> What needs to be done
Read the data and repeat all of it exactly.

Items from a data source:
--------------------------------------------------

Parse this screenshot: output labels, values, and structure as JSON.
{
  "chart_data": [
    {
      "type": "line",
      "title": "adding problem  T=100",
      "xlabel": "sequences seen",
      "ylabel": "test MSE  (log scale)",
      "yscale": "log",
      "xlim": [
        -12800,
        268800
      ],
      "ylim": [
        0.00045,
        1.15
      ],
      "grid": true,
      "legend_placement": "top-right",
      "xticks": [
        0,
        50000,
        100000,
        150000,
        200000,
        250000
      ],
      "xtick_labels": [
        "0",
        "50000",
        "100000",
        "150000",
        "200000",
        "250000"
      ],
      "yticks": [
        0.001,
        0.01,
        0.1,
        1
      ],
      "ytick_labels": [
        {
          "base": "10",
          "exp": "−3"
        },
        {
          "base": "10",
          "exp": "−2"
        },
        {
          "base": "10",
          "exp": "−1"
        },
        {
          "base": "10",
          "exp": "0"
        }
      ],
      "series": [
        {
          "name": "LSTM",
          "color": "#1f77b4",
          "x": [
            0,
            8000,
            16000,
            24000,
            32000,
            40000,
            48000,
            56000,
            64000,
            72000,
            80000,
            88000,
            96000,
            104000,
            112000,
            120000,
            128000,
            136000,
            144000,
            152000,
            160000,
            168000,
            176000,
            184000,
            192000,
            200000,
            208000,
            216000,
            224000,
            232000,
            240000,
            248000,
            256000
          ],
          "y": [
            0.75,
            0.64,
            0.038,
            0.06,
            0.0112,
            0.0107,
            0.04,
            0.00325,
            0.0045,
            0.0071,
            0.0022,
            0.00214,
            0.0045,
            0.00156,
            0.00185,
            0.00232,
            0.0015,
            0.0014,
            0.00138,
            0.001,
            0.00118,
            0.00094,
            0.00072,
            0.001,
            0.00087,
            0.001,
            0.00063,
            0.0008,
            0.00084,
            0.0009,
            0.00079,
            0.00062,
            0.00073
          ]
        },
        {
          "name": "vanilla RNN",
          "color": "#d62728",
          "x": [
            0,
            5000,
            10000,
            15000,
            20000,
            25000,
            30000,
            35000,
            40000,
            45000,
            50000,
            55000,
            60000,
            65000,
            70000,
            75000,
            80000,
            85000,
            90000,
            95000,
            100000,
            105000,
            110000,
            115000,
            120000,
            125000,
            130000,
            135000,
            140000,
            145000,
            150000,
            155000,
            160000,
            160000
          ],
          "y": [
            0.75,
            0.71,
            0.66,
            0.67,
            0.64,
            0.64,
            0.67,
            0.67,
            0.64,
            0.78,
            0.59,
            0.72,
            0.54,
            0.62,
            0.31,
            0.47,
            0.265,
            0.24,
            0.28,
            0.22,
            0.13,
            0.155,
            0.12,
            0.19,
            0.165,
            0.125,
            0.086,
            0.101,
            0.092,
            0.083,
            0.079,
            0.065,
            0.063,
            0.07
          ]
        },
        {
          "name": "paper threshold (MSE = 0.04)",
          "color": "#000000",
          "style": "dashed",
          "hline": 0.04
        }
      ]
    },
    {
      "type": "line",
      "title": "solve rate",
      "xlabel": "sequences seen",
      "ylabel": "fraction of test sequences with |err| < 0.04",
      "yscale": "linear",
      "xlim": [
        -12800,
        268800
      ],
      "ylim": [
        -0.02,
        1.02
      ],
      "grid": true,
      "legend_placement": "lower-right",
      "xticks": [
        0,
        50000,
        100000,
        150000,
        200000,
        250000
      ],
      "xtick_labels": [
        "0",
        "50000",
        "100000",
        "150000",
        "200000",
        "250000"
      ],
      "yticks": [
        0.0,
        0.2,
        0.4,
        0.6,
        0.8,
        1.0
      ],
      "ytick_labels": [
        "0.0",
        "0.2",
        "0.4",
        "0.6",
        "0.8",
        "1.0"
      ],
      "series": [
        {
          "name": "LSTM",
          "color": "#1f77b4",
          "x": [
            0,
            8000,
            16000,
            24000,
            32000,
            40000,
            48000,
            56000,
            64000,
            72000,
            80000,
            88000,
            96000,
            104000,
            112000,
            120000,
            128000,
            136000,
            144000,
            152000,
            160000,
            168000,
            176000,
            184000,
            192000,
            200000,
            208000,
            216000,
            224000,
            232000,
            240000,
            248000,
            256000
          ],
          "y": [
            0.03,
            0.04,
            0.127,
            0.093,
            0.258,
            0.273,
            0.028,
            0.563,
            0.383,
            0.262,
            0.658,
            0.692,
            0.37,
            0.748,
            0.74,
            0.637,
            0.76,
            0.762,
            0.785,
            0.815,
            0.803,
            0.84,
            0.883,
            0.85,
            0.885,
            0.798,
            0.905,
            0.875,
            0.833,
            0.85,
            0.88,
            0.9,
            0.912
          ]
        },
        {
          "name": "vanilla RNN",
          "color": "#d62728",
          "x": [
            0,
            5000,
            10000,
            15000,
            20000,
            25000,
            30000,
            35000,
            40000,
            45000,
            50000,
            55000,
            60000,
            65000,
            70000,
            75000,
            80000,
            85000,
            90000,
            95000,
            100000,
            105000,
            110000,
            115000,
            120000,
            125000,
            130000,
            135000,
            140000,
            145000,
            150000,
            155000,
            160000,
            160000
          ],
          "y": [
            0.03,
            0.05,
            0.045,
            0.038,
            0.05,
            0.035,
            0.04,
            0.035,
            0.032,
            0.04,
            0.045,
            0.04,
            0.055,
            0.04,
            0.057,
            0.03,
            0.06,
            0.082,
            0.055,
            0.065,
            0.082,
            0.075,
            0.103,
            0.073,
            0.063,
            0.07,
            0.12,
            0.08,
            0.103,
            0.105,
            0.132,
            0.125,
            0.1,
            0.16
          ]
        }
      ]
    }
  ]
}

--------------------------------------------------

> Worked solution
Parse this screenshot: output labels, values, and structure as JSON.
{
  "chart_data": [
    {
      "type": "line",
      "title": "adding problem  T=100",
      "xlabel": "sequences seen",
      "ylabel": "test MSE  (log scale)",
      "yscale": "log",
      "xlim": [
        -12800,
        268800
      ],
      "ylim": [
        0.00045,
        1.15
      ],
      "grid": true,
      "legend_placement": "top-right",
      "xticks": [
        0,
        50000,
        100000,
        150000,
        200000,
        250000
      ],
      "xtick_labels": [
        "0",
        "50000",
        "100000",
        "150000",
        "200000",
        "250000"
      ],
      "yticks": [
        0.001,
        0.01,
        0.1,
        1
      ],
      "ytick_labels": [
        {
          "base": "10",
          "exp": "−3"
        },
        {
          "base": "10",
          "exp": "−2"
        },
        {
          "base": "10",
          "exp": "−1"
        },
        {
          "base": "10",
          "exp": "0"
        }
      ],
      "series": [
        {
          "name": "LSTM",
          "color": "#1f77b4",
          "x": [
            0,
            8000,
            16000,
            24000,
            32000,
            40000,
            48000,
            56000,
            64000,
            72000,
            80000,
            88000,
            96000,
            104000,
            112000,
            120000,
            128000,
            136000,
            144000,
            152000,
            160000,
            168000,
            176000,
            184000,
            192000,
            200000,
            208000,
            216000,
            224000,
            232000,
            240000,
            248000,
            256000
          ],
          "y": [
            0.75,
            0.64,
            0.038,
            0.06,
            0.0112,
            0.0107,
            0.04,
            0.00325,
            0.0045,
            0.0071,
            0.0022,
            0.00214,
            0.0045,
            0.00156,
            0.00185,
            0.00232,
            0.0015,
            0.0014,
            0.00138,
            0.001,
            0.00118,
            0.00094,
            0.00072,
            0.001,
            0.00087,
            0.001,
            0.00063,
            0.0008,
            0.00084,
            0.0009,
            0.00079,
            0.00062,
            0.00073
          ]
        },
        {
          "name": "vanilla RNN",
          "color": "#d62728",
          "x": [
            0,
            5000,
            10000,
            15000,
            20000,
            25000,
            30000,
            35000,
            40000,
            45000,
            50000,
            55000,
            60000,
            65000,
            70000,
            75000,
            80000,
            85000,
            90000,
            95000,
            100000,
            105000,
            110000,
            115000,
            120000,
            125000,
            130000,
            135000,
            140000,
            145000,
            150000,
            155000,
            160000,
            160000
          ],
          "y": [
            0.75,
            0.71,
            0.66,
            0.67,
            0.64,
            0.64,
            0.67,
            0.67,
            0.64,
            0.78,
            0.59,
            0.72,
            0.54,
            0.62,
            0.31,
            0.47,
            0.265,
            0.24,
            0.28,
            0.22,
            0.13,
            0.155,
            0.12,
            0.19,
            0.165,
            0.125,
            0.086,
            0.101,
            0.092,
            0.083,
            0.079,
            0.065,
            0.063,
            0.07
          ]
        },
        {
          "name": "paper threshold (MSE = 0.04)",
          "color": "#000000",
          "style": "dashed",
          "hline": 0.04
        }
      ]
    },
    {
      "type": "line",
      "title": "solve rate",
      "xlabel": "sequences seen",
      "ylabel": "fraction of test sequences with |err| < 0.04",
      "yscale": "linear",
      "xlim": [
        -12800,
        268800
      ],
      "ylim": [
        -0.02,
        1.02
      ],
      "grid": true,
      "legend_placement": "lower-right",
      "xticks": [
        0,
        50000,
        100000,
        150000,
        200000,
        250000
      ],
      "xtick_labels": [
        "0",
        "50000",
        "100000",
        "150000",
        "200000",
        "250000"
      ],
      "yticks": [
        0.0,
        0.2,
        0.4,
        0.6,
        0.8,
        1.0
      ],
      "ytick_labels": [
        "0.0",
        "0.2",
        "0.4",
        "0.6",
        "0.8",
        "1.0"
      ],
      "series": [
        {
          "name": "LSTM",
          "color": "#1f77b4",
          "x": [
            0,
            8000,
            16000,
            24000,
            32000,
            40000,
            48000,
            56000,
            64000,
            72000,
            80000,
            88000,
            96000,
            104000,
            112000,
            120000,
            128000,
            136000,
            144000,
            152000,
            160000,
            168000,
            176000,
            184000,
            192000,
            200000,
            208000,
            216000,
            224000,
            232000,
            240000,
            248000,
            256000
          ],
          "y": [
            0.03,
            0.04,
            0.127,
            0.093,
            0.258,
            0.273,
            0.028,
            0.563,
            0.383,
            0.262,
            0.658,
            0.692,
            0.37,
            0.748,
            0.74,
            0.637,
            0.76,
            0.762,
            0.785,
            0.815,
            0.803,
            0.84,
            0.883,
            0.85,
            0.885,
            0.798,
            0.905,
            0.875,
            0.833,
            0.85,
            0.88,
            0.9,
            0.912
          ]
        },
        {
          "name": "vanilla RNN",
          "color": "#d62728",
          "x": [
            0,
            5000,
            10000,
            15000,
            20000,
            25000,
            30000,
            35000,
            40000,
            45000,
            50000,
            55000,
            60000,
            65000,
            70000,
            75000,
            80000,
            85000,
            90000,
            95000,
            100000,
            105000,
            110000,
            115000,
            120000,
            125000,
            130000,
            135000,
            140000,
            145000,
            150000,
            155000,
            160000,
            160000
          ],
          "y": [
            0.03,
            0.05,
            0.045,
            0.038,
            0.05,
            0.035,
            0.04,
            0.035,
            0.032,
            0.04,
            0.045,
            0.04,
            0.055,
            0.04,
            0.057,
            0.03,
            0.06,
            0.082,
            0.055,
            0.065,
            0.082,
            0.075,
            0.103,
            0.073,
            0.063,
            0.07,
            0.12,
            0.08,
            0.103,
            0.105,
            0.132,
            0.125,
            0.1,
            0.16
          ]
        }
      ]
    }
  ]
}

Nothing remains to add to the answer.